__SUPPLIED MATERIAL__.
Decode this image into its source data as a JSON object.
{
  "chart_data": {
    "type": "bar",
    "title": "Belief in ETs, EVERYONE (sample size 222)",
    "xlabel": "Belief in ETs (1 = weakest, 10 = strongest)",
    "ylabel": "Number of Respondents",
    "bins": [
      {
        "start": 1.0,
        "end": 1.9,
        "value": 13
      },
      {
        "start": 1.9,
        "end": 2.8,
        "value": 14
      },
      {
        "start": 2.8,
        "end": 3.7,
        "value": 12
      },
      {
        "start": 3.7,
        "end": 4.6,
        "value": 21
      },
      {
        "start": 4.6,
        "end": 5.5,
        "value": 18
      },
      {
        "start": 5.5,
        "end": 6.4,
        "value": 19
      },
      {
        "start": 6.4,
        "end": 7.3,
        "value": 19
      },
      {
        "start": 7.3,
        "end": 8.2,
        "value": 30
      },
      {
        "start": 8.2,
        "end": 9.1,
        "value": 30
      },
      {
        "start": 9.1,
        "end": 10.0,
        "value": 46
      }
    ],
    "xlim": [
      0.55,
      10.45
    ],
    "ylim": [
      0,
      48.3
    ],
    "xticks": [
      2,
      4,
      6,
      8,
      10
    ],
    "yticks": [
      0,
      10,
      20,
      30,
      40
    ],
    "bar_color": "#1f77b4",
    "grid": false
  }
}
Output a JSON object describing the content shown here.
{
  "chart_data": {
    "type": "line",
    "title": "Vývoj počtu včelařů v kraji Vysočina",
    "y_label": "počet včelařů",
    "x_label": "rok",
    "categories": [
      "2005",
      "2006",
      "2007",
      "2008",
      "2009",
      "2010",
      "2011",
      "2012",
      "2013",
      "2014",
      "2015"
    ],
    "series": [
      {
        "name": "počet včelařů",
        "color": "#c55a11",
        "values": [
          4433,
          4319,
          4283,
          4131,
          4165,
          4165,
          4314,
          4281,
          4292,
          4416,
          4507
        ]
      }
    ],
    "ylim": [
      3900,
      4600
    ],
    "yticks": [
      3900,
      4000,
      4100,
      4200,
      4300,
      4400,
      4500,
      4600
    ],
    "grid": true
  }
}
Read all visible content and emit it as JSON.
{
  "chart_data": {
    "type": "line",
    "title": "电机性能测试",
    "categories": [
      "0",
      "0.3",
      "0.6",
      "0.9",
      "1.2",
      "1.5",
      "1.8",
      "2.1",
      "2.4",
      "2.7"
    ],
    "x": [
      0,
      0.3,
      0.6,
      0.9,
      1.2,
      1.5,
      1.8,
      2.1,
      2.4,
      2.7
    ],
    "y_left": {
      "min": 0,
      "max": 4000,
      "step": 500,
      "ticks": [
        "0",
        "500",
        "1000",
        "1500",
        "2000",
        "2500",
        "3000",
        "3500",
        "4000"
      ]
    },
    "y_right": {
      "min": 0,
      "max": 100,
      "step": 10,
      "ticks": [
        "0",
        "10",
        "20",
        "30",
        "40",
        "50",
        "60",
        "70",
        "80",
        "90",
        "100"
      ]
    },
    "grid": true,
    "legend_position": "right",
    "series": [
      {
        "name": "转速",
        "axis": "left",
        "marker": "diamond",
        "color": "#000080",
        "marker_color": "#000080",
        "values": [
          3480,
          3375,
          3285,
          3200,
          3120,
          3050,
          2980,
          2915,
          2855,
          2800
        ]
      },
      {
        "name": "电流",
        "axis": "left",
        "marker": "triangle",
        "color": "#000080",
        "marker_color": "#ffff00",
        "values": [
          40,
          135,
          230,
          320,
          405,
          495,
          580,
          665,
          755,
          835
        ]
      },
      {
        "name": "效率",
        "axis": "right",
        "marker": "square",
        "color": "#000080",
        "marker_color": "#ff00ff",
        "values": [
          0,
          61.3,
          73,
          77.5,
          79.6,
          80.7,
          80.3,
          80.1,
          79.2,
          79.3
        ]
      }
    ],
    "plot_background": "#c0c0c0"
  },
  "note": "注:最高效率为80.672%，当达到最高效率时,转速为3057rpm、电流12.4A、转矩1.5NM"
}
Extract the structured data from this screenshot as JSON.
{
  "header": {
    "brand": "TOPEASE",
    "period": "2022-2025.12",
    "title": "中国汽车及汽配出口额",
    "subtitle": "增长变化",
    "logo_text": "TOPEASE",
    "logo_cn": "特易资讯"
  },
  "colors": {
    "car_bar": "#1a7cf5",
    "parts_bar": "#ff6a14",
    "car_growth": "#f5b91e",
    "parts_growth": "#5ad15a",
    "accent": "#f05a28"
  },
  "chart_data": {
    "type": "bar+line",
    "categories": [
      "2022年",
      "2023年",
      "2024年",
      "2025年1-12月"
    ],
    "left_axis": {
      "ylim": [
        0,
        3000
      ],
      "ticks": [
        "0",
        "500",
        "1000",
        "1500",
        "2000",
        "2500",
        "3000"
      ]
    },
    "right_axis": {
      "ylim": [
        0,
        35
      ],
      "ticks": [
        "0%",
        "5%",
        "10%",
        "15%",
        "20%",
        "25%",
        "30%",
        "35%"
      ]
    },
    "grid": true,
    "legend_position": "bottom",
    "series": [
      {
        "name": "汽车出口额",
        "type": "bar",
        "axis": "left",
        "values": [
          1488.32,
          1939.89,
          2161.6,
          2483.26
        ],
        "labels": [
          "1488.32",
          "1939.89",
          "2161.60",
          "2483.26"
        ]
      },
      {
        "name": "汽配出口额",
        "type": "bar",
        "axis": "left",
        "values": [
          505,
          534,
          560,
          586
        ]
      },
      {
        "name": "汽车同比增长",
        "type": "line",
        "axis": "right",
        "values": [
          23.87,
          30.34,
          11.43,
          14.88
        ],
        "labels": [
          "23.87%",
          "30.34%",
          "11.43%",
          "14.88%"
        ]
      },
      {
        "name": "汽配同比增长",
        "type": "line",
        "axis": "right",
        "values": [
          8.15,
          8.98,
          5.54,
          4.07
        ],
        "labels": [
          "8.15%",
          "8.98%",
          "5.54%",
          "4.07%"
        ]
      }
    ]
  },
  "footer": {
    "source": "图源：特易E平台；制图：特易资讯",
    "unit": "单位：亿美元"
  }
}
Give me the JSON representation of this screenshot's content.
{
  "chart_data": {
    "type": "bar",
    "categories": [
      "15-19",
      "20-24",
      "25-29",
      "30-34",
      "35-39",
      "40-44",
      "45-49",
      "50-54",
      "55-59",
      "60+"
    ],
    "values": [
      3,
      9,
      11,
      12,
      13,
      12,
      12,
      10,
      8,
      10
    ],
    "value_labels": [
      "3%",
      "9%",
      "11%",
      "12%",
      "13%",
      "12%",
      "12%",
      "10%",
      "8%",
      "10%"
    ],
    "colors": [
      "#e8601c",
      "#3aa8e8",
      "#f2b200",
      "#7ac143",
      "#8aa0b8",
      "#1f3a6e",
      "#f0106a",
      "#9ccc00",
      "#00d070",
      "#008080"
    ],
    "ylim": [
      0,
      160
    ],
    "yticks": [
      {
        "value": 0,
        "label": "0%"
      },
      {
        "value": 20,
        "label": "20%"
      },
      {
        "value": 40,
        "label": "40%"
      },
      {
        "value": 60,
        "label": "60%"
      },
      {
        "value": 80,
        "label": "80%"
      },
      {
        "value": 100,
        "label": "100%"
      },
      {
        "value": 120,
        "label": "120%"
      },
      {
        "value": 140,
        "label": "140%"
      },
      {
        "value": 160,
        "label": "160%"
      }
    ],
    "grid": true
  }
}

__WHAT THE EXERCISE ASKS__.
Retype the whole listing, matching it exactly.

__RESULT__.
Decode this image into its source data as a JSON object.
{
  "chart_data": {
    "type": "bar",
    "title": "Belief in ETs, EVERYONE (sample size 222)",
    "xlabel": "Belief in ETs (1 = weakest, 10 = strongest)",
    "ylabel": "Number of Respondents",
    "bins": [
      {
        "start": 1.0,
        "end": 1.9,
        "value": 13
      },
      {
        "start": 1.9,
        "end": 2.8,
        "value": 14
      },
      {
        "start": 2.8,
        "end": 3.7,
        "value": 12
      },
      {
        "start": 3.7,
        "end": 4.6,
        "value": 21
      },
      {
        "start": 4.6,
        "end": 5.5,
        "value": 18
      },
      {
        "start": 5.5,
        "end": 6.4,
        "value": 19
      },
      {
        "start": 6.4,
        "end": 7.3,
        "value": 19
      },
      {
        "start": 7.3,
        "end": 8.2,
        "value": 30
      },
      {
        "start": 8.2,
        "end": 9.1,
        "value": 30
      },
      {
        "start": 9.1,
        "end": 10.0,
        "value": 46
      }
    ],
    "xlim": [
      0.55,
      10.45
    ],
    "ylim": [
      0,
      48.3
    ],
    "xticks": [
      2,
      4,
      6,
      8,
      10
    ],
    "yticks": [
      0,
      10,
      20,
      30,
      40
    ],
    "bar_color": "#1f77b4",
    "grid": false
  }
}
Output a JSON object describing the content shown here.
{
  "chart_data": {
    "type": "line",
    "title": "Vývoj počtu včelařů v kraji Vysočina",
    "y_label": "počet včelařů",
    "x_label": "rok",
    "categories": [
      "2005",
      "2006",
      "2007",
      "2008",
      "2009",
      "2010",
      "2011",
      "2012",
      "2013",
      "2014",
      "2015"
    ],
    "series": [
      {
        "name": "počet včelařů",
        "color": "#c55a11",
        "values": [
          4433,
          4319,
          4283,
          4131,
          4165,
          4165,
          4314,
          4281,
          4292,
          4416,
          4507
        ]
      }
    ],
    "ylim": [
      3900,
      4600
    ],
    "yticks": [
      3900,
      4000,
      4100,
      4200,
      4300,
      4400,
      4500,
      4600
    ],
    "grid": true
  }
}
Read all visible content and emit it as JSON.
{
  "chart_data": {
    "type": "line",
    "title": "电机性能测试",
    "categories": [
      "0",
      "0.3",
      "0.6",
      "0.9",
      "1.2",
      "1.5",
      "1.8",
      "2.1",
      "2.4",
      "2.7"
    ],
    "x": [
      0,
      0.3,
      0.6,
      0.9,
      1.2,
      1.5,
      1.8,
      2.1,
      2.4,
      2.7
    ],
    "y_left": {
      "min": 0,
      "max": 4000,
      "step": 500,
      "ticks": [
        "0",
        "500",
        "1000",
        "1500",
        "2000",
        "2500",
        "3000",
        "3500",
        "4000"
      ]
    },
    "y_right": {
      "min": 0,
      "max": 100,
      "step": 10,
      "ticks": [
        "0",
        "10",
        "20",
        "30",
        "40",
        "50",
        "60",
        "70",
        "80",
        "90",
        "100"
      ]
    },
    "grid": true,
    "legend_position": "right",
    "series": [
      {
        "name": "转速",
        "axis": "left",
        "marker": "diamond",
        "color": "#000080",
        "marker_color": "#000080",
        "values": [
          3480,
          3375,
          3285,
          3200,
          3120,
          3050,
          2980,
          2915,
          2855,
          2800
        ]
      },
      {
        "name": "电流",
        "axis": "left",
        "marker": "triangle",
        "color": "#000080",
        "marker_color": "#ffff00",
        "values": [
          40,
          135,
          230,
          320,
          405,
          495,
          580,
          665,
          755,
          835
        ]
      },
      {
        "name": "效率",
        "axis": "right",
        "marker": "square",
        "color": "#000080",
        "marker_color": "#ff00ff",
        "values": [
          0,
          61.3,
          73,
          77.5,
          79.6,
          80.7,
          80.3,
          80.1,
          79.2,
          79.3
        ]
      }
    ],
    "plot_background": "#c0c0c0"
  },
  "note": "注:最高效率为80.672%，当达到最高效率时,转速为3057rpm、电流12.4A、转矩1.5NM"
}
Extract the structured data from this screenshot as JSON.
{
  "header": {
    "brand": "TOPEASE",
    "period": "2022-2025.12",
    "title": "中国汽车及汽配出口额",
    "subtitle": "增长变化",
    "logo_text": "TOPEASE",
    "logo_cn": "特易资讯"
  },
  "colors": {
    "car_bar": "#1a7cf5",
    "parts_bar": "#ff6a14",
    "car_growth": "#f5b91e",
    "parts_growth": "#5ad15a",
    "accent": "#f05a28"
  },
  "chart_data": {
    "type": "bar+line",
    "categories": [
      "2022年",
      "2023年",
      "2024年",
      "2025年1-12月"
    ],
    "left_axis": {
      "ylim": [
        0,
        3000
      ],
      "ticks": [
        "0",
        "500",
        "1000",
        "1500",
        "2000",
        "2500",
        "3000"
      ]
    },
    "right_axis": {
      "ylim": [
        0,
        35
      ],
      "ticks": [
        "0%",
        "5%",
        "10%",
        "15%",
        "20%",
        "25%",
        "30%",
        "35%"
      ]
    },
    "grid": true,
    "legend_position": "bottom",
    "series": [
      {
        "name": "汽车出口额",
        "type": "bar",
        "axis": "left",
        "values": [
          1488.32,
          1939.89,
          2161.6,
          2483.26
        ],
        "labels": [
          "1488.32",
          "1939.89",
          "2161.60",
          "2483.26"
        ]
      },
      {
        "name": "汽配出口额",
        "type": "bar",
        "axis": "left",
        "values": [
          505,
          534,
          560,
          586
        ]
      },
      {
        "name": "汽车同比增长",
        "type": "line",
        "axis": "right",
        "values": [
          23.87,
          30.34,
          11.43,
          14.88
        ],
        "labels": [
          "23.87%",
          "30.34%",
          "11.43%",
          "14.88%"
        ]
      },
      {
        "name": "汽配同比增长",
        "type": "line",
        "axis": "right",
        "values": [
          8.15,
          8.98,
          5.54,
          4.07
        ],
        "labels": [
          "8.15%",
          "8.98%",
          "5.54%",
          "4.07%"
        ]
      }
    ]
  },
  "footer": {
    "source": "图源：特易E平台；制图：特易资讯",
    "unit": "单位：亿美元"
  }
}
Give me the JSON representation of this screenshot's content.
{
  "chart_data": {
    "type": "bar",
    "categories": [
      "15-19",
      "20-24",
      "25-29",
      "30-34",
      "35-39",
      "40-44",
      "45-49",
      "50-54",
      "55-59",
      "60+"
    ],
    "values": [
      3,
      9,
      11,
      12,
      13,
      12,
      12,
      10,
      8,
      10
    ],
    "value_labels": [
      "3%",
      "9%",
      "11%",
      "12%",
      "13%",
      "12%",
      "12%",
      "10%",
      "8%",
      "10%"
    ],
    "colors": [
      "#e8601c",
      "#3aa8e8",
      "#f2b200",
      "#7ac143",
      "#8aa0b8",
      "#1f3a6e",
      "#f0106a",
      "#9ccc00",
      "#00d070",
      "#008080"
    ],
    "ylim": [
      0,
      160
    ],
    "yticks": [
      {
        "value": 0,
        "label": "0%"
      },
      {
        "value": 20,
        "label": "20%"
      },
      {
        "value": 40,
        "label": "40%"
      },
      {
        "value": 60,
        "label": "60%"
      },
      {
        "value": 80,
        "label": "80%"
      },
      {
        "value": 100,
        "label": "100%"
      },
      {
        "value": 120,
        "label": "120%"
      },
      {
        "value": 140,
        "label": "140%"
      },
      {
        "value": 160,
        "label": "160%"
      }
    ],
    "grid": true
  }
}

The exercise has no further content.